Read through the data and report every line in which the word "content" occurs.

··········

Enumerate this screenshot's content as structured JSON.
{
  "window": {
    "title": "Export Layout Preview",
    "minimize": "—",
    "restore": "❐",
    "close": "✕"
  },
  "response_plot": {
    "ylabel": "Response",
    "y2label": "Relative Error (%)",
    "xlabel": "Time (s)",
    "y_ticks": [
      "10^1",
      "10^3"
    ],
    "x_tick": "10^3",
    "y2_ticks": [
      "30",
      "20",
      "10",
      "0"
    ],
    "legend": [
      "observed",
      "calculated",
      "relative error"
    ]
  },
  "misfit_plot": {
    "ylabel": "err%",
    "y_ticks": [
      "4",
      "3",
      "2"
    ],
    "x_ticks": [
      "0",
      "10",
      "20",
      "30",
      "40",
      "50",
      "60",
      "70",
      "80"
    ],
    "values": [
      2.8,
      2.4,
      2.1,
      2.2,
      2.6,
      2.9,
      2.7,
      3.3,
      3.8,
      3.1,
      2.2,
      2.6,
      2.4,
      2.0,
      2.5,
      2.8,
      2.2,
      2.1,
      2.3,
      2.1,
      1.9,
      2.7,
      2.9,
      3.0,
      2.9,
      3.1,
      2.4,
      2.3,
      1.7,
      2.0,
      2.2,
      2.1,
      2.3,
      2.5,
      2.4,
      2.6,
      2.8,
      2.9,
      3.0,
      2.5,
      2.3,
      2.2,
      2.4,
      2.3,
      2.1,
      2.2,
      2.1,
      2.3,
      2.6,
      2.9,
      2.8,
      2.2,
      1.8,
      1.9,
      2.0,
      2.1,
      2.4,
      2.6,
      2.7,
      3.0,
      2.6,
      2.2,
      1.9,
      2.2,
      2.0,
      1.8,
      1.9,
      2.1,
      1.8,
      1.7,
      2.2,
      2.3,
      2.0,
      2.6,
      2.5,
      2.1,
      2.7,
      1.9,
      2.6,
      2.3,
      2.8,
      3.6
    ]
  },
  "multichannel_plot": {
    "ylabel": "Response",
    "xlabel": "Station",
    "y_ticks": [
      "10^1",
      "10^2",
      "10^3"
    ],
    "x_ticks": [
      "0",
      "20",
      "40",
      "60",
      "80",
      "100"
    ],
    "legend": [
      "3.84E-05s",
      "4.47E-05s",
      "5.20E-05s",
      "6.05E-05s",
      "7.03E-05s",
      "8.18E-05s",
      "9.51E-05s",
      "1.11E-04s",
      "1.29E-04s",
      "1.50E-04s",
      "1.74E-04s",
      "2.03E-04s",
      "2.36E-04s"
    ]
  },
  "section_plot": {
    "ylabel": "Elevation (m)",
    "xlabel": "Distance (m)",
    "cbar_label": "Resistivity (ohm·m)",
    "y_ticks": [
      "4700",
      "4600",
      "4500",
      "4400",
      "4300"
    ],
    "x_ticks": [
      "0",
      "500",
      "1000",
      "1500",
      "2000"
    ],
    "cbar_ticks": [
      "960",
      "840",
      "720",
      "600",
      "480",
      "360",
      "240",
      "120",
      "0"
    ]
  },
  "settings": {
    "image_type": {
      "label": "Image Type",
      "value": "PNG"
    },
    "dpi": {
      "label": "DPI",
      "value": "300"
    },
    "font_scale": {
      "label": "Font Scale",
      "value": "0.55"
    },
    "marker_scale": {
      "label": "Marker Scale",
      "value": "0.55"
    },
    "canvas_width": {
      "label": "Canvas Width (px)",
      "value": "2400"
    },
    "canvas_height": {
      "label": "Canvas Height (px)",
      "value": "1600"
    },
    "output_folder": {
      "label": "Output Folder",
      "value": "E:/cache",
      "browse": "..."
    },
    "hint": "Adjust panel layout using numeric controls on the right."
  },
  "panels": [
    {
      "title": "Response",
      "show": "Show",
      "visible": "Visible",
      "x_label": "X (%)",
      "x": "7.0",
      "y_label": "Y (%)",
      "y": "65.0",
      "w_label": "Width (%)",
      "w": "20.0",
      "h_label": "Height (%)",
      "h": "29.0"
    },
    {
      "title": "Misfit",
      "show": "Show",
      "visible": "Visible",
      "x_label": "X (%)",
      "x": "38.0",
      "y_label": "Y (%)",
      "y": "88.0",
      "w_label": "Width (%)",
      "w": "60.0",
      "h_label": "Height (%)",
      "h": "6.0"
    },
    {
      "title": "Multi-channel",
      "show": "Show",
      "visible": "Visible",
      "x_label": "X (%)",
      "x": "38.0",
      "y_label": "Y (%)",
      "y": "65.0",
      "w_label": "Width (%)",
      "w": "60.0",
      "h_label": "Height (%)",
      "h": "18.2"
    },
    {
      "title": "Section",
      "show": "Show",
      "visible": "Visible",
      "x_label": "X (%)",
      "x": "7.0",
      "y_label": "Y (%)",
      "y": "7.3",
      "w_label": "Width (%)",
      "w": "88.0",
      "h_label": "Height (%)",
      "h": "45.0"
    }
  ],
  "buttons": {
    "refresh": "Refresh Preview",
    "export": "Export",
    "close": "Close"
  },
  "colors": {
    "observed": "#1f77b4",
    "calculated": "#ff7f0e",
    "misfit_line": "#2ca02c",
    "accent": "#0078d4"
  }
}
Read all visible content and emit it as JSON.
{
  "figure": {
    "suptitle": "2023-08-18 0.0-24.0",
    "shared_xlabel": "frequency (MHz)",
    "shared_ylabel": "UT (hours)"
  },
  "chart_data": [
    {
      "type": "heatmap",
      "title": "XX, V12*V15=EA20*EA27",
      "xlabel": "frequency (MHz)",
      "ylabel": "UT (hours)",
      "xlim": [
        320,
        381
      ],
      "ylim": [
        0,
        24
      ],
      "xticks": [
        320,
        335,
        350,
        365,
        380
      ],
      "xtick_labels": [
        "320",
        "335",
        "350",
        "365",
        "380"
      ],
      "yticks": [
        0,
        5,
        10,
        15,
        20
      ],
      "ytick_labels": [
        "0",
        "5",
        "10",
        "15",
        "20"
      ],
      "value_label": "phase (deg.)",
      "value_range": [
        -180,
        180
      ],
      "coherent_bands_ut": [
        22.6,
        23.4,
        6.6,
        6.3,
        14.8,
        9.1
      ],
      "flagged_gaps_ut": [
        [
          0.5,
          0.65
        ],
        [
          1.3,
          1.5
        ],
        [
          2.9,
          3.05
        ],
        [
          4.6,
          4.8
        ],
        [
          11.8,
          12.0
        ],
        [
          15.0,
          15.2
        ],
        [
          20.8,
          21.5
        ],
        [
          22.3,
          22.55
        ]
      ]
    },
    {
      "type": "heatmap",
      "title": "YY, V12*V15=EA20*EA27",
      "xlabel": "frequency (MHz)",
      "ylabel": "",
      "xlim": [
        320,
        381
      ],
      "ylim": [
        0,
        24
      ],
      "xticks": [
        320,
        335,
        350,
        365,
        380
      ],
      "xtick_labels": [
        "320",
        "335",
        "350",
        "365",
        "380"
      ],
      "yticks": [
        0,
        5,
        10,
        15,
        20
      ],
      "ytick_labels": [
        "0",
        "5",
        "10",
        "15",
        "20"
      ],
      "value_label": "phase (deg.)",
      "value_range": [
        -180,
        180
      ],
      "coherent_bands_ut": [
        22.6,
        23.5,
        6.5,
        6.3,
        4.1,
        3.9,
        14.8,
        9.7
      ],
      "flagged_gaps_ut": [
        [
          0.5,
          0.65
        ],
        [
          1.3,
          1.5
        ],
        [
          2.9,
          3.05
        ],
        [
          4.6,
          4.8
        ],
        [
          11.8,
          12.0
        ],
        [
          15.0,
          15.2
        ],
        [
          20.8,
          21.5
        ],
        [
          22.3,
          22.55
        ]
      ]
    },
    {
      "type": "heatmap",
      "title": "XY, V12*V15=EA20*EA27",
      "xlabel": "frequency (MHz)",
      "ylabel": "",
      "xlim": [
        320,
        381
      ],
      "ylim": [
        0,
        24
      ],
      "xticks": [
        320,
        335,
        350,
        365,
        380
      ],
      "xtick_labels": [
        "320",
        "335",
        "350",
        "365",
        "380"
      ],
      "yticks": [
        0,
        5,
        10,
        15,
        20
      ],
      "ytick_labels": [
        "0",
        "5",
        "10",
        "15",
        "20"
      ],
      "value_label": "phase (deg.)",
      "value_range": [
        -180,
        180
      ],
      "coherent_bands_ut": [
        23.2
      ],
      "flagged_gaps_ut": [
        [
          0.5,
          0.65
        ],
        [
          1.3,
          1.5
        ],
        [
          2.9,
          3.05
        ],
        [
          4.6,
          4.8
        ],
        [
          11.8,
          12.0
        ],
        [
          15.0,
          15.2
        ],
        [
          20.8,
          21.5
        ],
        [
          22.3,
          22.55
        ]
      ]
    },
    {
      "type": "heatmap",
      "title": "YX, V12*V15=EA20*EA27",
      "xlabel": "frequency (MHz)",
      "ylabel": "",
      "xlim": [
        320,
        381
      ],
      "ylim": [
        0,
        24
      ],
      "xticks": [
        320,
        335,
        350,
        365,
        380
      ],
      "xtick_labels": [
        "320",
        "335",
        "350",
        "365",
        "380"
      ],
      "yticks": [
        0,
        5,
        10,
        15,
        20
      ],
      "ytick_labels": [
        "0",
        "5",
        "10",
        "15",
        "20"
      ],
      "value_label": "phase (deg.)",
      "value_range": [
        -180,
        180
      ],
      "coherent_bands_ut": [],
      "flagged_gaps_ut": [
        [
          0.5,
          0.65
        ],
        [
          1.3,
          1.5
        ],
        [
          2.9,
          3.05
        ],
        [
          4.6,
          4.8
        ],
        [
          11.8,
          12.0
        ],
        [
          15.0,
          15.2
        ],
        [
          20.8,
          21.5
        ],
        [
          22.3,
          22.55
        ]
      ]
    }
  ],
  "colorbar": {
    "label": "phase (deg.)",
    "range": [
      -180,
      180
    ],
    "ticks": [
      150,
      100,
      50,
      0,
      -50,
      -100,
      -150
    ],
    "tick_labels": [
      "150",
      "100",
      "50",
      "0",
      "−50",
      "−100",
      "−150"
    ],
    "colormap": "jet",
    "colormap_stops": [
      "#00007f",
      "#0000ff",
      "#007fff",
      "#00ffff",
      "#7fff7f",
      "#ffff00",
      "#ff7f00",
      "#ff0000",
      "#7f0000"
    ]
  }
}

··········

**Correct result**:
Enumerate this screenshot's content as structured JSON.
Read all visible content and emit it as JSON.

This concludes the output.